DATASET RECORDS =
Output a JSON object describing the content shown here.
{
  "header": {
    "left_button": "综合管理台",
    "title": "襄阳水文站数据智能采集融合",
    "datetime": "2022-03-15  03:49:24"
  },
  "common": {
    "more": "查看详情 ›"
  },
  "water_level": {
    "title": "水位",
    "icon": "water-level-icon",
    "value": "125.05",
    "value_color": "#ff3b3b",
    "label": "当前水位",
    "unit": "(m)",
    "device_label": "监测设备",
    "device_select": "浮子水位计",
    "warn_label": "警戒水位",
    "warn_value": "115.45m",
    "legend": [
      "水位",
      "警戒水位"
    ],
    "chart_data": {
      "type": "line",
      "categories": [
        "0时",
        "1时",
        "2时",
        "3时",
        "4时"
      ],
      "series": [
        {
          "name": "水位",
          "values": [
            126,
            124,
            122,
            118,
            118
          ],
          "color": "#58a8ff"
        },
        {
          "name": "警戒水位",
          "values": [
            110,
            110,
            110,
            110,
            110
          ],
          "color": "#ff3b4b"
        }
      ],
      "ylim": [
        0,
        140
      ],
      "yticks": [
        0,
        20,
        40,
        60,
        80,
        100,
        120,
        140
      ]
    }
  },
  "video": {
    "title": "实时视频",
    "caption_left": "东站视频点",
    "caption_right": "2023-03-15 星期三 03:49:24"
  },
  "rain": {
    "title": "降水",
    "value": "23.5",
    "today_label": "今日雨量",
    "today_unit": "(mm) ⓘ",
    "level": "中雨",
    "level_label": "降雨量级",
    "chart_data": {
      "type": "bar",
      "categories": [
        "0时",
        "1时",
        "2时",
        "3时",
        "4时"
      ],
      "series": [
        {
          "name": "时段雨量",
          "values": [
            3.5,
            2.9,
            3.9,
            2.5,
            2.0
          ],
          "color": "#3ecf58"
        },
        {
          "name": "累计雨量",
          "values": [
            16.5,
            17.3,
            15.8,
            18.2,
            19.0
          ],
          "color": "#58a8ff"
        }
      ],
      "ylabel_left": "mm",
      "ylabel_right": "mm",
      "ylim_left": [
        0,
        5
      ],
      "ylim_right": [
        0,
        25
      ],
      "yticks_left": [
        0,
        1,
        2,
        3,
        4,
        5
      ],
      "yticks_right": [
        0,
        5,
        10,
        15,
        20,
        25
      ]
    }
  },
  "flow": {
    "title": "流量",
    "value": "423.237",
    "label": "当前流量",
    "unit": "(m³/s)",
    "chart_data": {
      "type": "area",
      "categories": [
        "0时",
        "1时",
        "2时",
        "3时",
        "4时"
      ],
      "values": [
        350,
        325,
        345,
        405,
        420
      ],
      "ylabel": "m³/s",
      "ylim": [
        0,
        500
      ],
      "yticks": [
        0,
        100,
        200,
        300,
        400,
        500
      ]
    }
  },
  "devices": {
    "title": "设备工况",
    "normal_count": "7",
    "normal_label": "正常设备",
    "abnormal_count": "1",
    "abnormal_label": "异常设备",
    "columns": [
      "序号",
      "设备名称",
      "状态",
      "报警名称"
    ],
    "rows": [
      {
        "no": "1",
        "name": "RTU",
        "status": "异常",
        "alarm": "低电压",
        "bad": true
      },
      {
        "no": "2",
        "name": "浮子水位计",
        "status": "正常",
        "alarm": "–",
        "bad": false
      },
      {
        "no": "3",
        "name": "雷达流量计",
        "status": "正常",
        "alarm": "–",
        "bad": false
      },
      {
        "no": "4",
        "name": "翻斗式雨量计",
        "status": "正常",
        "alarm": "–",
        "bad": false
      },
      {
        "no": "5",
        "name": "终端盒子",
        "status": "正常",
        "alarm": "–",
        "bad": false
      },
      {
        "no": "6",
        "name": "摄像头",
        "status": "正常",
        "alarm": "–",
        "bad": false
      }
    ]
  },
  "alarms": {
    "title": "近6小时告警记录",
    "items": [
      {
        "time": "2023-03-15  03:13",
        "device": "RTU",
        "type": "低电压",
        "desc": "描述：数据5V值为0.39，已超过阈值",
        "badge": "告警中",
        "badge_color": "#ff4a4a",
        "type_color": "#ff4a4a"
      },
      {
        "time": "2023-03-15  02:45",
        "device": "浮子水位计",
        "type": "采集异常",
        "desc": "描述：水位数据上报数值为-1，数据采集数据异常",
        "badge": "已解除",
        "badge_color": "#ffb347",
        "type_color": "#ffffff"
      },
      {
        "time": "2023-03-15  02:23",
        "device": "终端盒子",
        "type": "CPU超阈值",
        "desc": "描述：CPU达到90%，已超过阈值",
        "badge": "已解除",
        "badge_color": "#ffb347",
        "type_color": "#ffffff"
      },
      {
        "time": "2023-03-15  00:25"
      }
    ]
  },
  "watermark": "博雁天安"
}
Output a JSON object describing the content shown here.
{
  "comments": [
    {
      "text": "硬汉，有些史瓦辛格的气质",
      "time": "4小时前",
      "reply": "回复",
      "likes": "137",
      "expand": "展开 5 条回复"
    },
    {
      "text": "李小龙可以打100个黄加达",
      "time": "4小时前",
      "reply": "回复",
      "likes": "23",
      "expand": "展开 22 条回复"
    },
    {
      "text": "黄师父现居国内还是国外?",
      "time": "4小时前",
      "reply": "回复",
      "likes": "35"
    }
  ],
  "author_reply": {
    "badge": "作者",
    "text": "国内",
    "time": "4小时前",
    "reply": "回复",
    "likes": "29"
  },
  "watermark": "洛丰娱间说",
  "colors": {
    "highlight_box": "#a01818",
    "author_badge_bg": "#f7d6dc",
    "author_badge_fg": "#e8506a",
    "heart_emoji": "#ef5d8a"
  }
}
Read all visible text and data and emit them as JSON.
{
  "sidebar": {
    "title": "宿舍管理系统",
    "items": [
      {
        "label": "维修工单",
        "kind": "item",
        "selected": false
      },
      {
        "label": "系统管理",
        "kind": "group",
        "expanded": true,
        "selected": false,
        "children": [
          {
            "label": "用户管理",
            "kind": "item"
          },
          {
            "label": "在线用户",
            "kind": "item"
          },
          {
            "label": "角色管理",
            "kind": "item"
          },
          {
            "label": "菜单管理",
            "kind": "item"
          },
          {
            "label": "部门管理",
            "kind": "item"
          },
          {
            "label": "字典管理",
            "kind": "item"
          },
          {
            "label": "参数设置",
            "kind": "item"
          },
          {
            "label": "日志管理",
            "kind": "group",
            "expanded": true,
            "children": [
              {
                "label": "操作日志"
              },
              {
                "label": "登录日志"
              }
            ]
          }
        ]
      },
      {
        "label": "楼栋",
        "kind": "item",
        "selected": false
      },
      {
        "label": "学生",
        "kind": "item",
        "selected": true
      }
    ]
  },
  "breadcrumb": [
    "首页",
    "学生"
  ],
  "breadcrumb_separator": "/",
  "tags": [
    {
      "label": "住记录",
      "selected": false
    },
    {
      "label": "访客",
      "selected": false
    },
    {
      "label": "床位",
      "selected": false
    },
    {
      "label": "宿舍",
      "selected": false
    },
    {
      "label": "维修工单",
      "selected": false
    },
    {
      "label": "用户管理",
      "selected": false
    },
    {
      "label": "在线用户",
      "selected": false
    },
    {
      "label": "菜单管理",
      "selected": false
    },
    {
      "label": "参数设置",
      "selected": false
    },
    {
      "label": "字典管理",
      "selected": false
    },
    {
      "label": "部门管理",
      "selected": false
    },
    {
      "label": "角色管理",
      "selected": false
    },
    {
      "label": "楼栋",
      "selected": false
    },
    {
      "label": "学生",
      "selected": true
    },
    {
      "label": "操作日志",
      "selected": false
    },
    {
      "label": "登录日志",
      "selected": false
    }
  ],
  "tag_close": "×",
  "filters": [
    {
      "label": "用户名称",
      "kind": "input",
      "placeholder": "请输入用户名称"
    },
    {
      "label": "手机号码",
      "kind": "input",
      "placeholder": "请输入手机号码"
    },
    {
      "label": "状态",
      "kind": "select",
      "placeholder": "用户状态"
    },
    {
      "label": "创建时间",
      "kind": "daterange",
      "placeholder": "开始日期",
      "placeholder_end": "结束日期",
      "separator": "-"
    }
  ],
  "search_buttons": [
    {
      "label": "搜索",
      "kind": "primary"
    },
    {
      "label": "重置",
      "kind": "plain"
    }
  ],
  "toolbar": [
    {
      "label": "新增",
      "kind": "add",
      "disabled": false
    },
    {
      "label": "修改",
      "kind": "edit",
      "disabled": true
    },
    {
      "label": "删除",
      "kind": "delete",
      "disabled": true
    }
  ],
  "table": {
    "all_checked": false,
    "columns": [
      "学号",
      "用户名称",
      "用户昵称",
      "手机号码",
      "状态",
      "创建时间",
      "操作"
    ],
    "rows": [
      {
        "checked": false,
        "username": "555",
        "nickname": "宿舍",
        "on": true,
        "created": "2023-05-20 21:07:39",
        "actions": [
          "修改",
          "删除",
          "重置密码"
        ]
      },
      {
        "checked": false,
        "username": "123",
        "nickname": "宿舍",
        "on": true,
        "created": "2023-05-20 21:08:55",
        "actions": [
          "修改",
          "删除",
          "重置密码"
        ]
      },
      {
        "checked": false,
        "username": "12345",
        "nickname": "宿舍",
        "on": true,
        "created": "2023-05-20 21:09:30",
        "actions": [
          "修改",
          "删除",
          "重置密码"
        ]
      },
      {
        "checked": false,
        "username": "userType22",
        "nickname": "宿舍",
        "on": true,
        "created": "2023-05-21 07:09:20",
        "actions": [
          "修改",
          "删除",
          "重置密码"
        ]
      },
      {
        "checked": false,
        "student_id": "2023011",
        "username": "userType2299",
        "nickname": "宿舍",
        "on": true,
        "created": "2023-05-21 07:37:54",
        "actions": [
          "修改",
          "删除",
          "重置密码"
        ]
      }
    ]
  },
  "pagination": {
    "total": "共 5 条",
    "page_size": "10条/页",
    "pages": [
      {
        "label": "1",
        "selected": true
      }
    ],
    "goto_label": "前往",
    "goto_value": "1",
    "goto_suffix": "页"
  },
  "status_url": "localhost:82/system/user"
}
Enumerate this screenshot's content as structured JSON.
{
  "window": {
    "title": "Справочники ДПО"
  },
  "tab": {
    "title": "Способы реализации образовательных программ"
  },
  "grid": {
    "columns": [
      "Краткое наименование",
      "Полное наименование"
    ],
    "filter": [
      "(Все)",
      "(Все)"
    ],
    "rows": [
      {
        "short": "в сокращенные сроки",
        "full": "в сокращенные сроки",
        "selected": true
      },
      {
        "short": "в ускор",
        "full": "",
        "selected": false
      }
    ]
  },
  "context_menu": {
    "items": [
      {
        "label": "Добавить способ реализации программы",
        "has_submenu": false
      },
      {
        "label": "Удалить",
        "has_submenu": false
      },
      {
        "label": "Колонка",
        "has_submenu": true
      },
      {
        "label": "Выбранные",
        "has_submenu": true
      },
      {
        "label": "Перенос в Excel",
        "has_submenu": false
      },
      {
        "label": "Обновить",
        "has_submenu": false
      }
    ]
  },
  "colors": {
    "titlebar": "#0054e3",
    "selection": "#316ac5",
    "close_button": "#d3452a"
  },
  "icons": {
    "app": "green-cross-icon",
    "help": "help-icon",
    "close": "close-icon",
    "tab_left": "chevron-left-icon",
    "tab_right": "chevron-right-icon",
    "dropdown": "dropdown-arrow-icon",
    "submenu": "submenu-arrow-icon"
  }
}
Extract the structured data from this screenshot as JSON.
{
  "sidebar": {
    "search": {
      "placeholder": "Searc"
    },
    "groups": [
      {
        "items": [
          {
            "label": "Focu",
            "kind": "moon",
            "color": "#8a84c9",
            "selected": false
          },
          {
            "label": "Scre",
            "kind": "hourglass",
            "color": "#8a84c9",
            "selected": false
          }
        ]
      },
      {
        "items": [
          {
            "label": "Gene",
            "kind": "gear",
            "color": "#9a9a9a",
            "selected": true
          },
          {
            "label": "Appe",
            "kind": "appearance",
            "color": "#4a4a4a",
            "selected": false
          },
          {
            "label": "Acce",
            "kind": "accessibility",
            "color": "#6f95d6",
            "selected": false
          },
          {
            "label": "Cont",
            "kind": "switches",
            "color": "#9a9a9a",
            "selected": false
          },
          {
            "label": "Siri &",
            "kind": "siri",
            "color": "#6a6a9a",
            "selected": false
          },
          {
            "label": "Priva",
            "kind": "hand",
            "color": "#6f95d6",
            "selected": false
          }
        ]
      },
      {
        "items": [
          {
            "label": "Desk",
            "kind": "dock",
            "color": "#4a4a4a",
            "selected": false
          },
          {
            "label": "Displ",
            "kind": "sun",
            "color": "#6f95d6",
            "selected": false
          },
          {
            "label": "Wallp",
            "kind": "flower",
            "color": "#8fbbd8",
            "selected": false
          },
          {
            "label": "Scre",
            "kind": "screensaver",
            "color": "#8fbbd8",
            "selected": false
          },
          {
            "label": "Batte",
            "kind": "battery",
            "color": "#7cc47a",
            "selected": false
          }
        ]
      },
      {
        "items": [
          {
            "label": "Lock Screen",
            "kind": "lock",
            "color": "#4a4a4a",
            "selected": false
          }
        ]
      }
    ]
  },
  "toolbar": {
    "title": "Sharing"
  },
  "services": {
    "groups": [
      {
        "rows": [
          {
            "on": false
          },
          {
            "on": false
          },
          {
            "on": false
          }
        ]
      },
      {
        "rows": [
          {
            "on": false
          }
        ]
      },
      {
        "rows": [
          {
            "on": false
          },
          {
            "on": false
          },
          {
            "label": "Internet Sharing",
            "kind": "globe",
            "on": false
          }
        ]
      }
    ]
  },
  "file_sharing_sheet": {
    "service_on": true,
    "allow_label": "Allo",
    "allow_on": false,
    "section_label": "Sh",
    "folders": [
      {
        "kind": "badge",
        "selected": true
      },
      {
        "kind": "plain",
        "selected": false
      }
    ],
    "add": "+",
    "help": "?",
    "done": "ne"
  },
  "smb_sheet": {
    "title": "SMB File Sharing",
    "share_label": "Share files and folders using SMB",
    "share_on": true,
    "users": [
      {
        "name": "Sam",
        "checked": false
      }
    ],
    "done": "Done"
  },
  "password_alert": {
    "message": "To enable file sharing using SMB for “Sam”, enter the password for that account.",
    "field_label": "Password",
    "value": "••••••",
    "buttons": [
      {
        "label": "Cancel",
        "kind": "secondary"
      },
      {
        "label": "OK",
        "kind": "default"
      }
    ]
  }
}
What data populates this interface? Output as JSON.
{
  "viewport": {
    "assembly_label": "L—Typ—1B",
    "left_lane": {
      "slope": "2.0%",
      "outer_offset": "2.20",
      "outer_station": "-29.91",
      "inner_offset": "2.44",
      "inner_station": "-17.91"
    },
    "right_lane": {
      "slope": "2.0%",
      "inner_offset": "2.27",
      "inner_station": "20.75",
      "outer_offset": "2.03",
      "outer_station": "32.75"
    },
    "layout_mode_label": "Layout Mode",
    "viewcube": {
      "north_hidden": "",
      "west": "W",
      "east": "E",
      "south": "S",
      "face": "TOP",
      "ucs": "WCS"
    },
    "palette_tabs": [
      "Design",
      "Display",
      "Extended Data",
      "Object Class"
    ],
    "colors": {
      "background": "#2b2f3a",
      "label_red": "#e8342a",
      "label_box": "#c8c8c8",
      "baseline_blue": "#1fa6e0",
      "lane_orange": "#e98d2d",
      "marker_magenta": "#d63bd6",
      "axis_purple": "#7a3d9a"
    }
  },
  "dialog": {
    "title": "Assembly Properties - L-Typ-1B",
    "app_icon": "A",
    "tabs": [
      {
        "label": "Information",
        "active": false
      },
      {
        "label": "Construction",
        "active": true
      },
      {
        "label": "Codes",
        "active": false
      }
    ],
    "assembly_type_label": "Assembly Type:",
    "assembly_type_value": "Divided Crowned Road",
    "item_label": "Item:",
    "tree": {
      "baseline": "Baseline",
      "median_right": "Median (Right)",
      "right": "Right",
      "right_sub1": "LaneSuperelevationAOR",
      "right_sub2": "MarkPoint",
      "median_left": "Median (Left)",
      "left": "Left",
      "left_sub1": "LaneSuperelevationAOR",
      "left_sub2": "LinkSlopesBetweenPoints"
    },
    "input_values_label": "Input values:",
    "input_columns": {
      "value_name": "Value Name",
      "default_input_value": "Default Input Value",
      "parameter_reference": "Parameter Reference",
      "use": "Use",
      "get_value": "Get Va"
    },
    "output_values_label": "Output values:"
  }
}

WHAT IS REQUIRED = Among the lines of the data, identify those with the word "Output". Copy each of them.

ANSWER TO THE EXERCISE =
Output a JSON object describing the content shown here.
Output a JSON object describing the content shown here.
What data populates this interface? Output as JSON.
    "output_values_label": "Output values:"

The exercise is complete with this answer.